[Dataset listings of figures]
'''

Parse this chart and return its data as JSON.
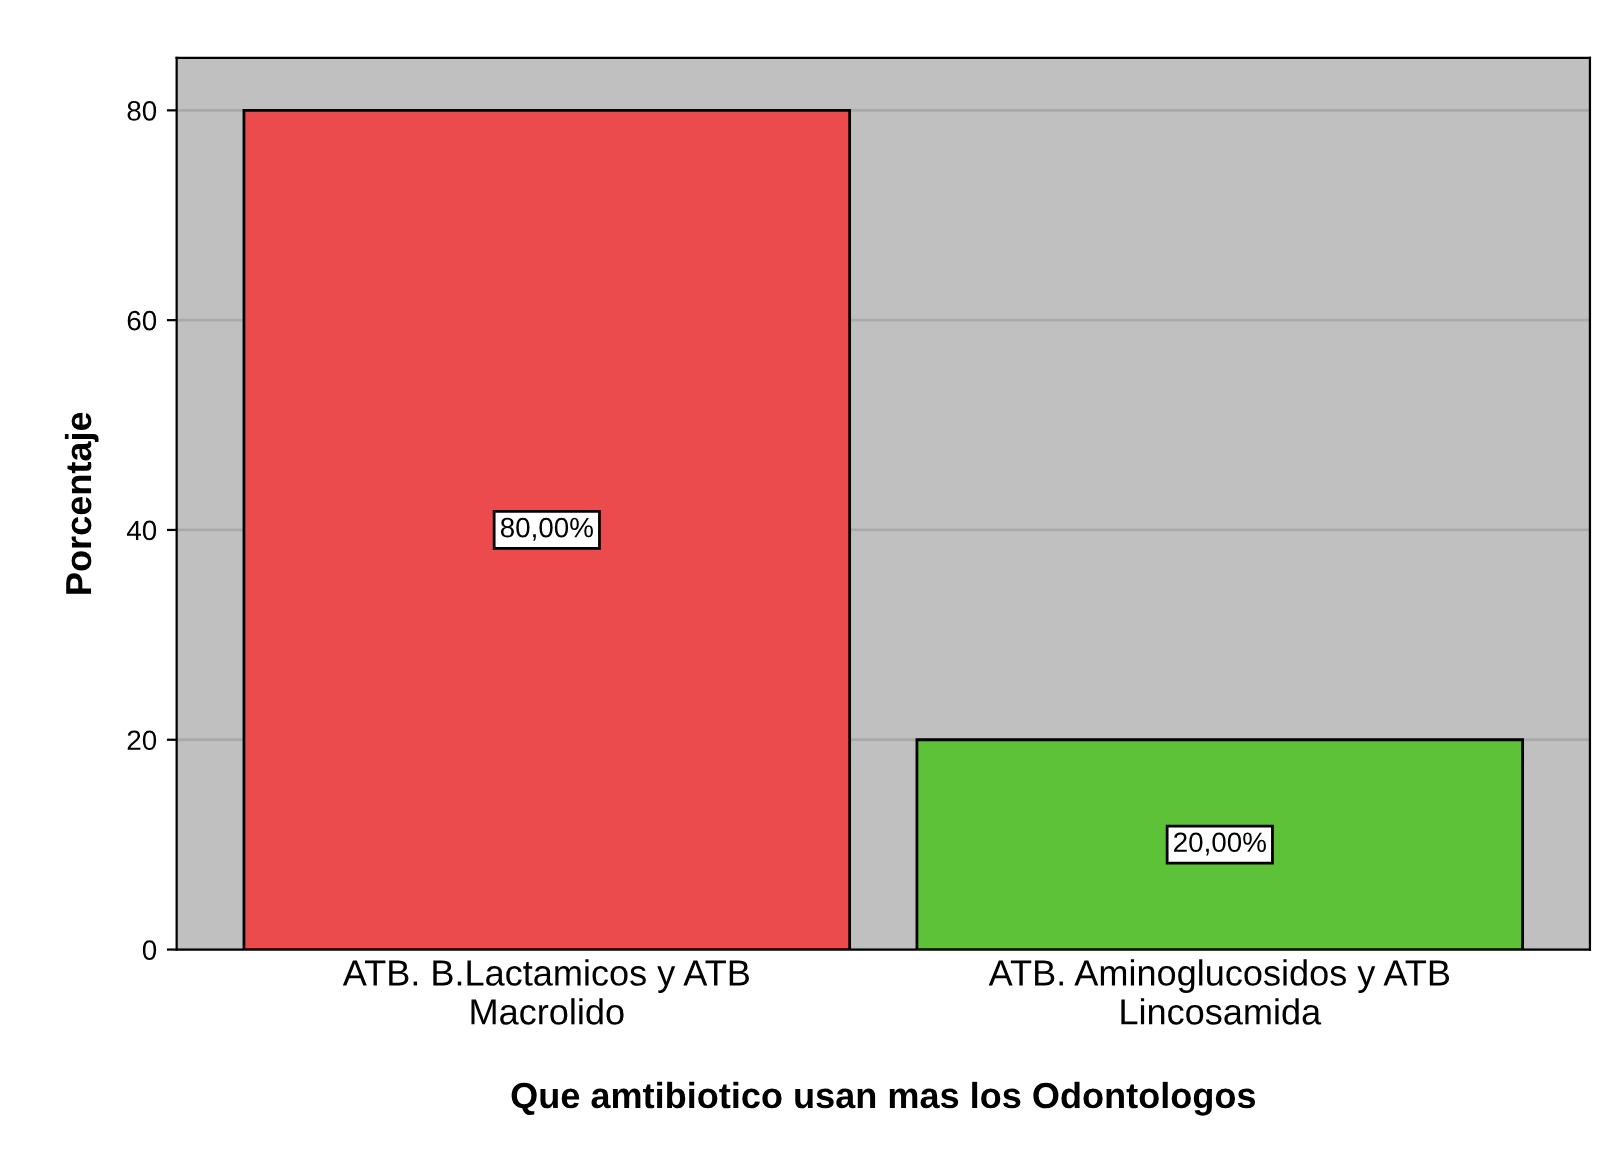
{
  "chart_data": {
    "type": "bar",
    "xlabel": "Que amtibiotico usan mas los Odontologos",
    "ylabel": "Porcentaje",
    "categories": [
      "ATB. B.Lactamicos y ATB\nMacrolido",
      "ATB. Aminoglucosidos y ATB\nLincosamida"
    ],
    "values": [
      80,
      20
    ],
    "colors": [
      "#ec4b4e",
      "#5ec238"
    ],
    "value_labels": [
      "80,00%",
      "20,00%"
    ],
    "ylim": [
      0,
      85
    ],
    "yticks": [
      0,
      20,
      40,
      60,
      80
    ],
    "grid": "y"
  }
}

'''

» The problem: Return the listing above unchanged, apart from dropping its pictures.

» Solution for this exercise:
Parse this chart and return its data as JSON.
{
  "chart_data": {
    "type": "bar",
    "xlabel": "Que amtibiotico usan mas los Odontologos",
    "ylabel": "Porcentaje",
    "categories": [
      "ATB. B.Lactamicos y ATB\nMacrolido",
      "ATB. Aminoglucosidos y ATB\nLincosamida"
    ],
    "values": [
      80,
      20
    ],
    "colors": [
      "#ec4b4e",
      "#5ec238"
    ],
    "value_labels": [
      "80,00%",
      "20,00%"
    ],
    "ylim": [
      0,
      85
    ],
    "yticks": [
      0,
      20,
      40,
      60,
      80
    ],
    "grid": "y"
  }
}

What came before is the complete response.